● **What to produce**: Using the listing below, give the number of lines where "新車のほうがどのくらい高ければ中古車に切り替えますか" appears, and nothing else.

>>>

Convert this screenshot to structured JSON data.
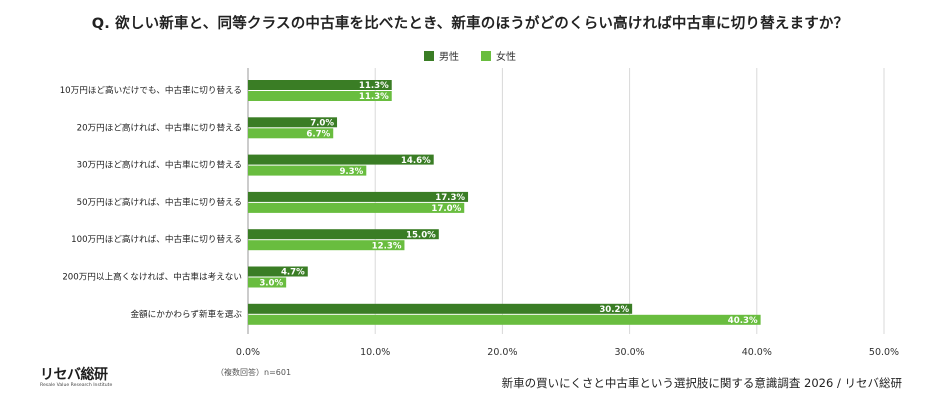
{
  "title": "Q. 欲しい新車と、同等クラスの中古車を比べたとき、新車のほうがどのくらい高ければ中古車に切り替えますか？",
  "colors": {
    "male": "#3a7d25",
    "female": "#69bd3f",
    "grid": "#d9d9d9",
    "axis": "#9a9a9a",
    "label_text": "#ffffff"
  },
  "chart_data": {
    "type": "bar",
    "orientation": "horizontal",
    "title": "Q. 欲しい新車と、同等クラスの中古車を比べたとき、新車のほうがどのくらい高ければ中古車に切り替えますか？",
    "categories": [
      "10万円ほど高いだけでも、中古車に切り替える",
      "20万円ほど高ければ、中古車に切り替える",
      "30万円ほど高ければ、中古車に切り替える",
      "50万円ほど高ければ、中古車に切り替える",
      "100万円ほど高ければ、中古車に切り替える",
      "200万円以上高くなければ、中古車は考えない",
      "金額にかかわらず新車を選ぶ"
    ],
    "series": [
      {
        "name": "男性",
        "values": [
          11.3,
          7.0,
          14.6,
          17.3,
          15.0,
          4.7,
          30.2
        ]
      },
      {
        "name": "女性",
        "values": [
          11.3,
          6.7,
          9.3,
          17.0,
          12.3,
          3.0,
          40.3
        ]
      }
    ],
    "xlim": [
      0,
      50
    ],
    "ticks": [
      "0.0%",
      "10.0%",
      "20.0%",
      "30.0%",
      "40.0%",
      "50.0%"
    ],
    "value_suffix": "%",
    "grid": true,
    "legend_position": "top-center"
  },
  "footnote": "（複数回答）n=601",
  "source": "新車の買いにくさと中古車という選択肢に関する意識調査 2026 / リセバ総研",
  "logo": {
    "text": "リセバ総研",
    "subtitle": "Resale Value Research Institute"
  }
}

<<<

● **Result below**: 2